» Work to do
Check every line of the data below for the string "الخبر", and copy the ones that hold it.

### Data excerpts

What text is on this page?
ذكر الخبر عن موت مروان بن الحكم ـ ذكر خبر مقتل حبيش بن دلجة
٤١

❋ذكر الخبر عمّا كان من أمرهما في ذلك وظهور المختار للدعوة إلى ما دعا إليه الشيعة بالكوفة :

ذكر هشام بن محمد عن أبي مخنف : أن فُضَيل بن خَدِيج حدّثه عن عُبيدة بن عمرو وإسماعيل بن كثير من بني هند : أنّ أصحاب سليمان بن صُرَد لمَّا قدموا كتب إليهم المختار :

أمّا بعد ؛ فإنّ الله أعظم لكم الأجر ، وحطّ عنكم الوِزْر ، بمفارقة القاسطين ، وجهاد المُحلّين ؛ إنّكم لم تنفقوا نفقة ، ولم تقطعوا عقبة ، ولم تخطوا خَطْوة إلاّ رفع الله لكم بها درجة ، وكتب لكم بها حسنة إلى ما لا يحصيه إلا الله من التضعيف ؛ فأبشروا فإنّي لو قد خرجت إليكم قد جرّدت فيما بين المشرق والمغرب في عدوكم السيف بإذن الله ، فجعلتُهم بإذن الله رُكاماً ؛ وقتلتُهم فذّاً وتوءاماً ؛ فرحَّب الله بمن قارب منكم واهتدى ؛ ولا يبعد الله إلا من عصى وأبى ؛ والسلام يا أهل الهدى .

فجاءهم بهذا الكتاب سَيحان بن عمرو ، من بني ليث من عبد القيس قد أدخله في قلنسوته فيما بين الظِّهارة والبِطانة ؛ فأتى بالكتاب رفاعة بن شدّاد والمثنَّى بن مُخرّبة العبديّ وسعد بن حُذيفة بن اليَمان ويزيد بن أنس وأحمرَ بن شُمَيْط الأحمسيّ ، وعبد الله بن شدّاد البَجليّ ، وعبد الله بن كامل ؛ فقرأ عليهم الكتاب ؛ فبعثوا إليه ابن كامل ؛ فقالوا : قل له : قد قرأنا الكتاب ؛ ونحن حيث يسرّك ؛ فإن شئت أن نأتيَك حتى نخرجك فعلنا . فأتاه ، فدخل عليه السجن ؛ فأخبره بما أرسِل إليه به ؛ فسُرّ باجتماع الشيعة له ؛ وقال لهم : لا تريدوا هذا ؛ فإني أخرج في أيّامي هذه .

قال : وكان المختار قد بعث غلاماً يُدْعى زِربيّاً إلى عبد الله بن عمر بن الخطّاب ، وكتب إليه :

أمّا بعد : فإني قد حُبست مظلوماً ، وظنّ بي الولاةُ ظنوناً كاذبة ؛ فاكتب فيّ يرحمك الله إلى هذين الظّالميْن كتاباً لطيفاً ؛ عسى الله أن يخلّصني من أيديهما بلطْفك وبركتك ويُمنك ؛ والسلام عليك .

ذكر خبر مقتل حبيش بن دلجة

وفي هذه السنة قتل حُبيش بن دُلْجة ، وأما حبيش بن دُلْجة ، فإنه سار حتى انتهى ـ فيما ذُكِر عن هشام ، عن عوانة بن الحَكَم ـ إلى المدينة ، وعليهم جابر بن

######

» Finished task
ذكر الخبر عن موت مروان بن الحكم ـ ذكر خبر مقتل حبيش بن دلجة
❋ذكر الخبر عمّا كان من أمرهما في ذلك وظهور المختار للدعوة إلى ما دعا إليه الشيعة بالكوفة :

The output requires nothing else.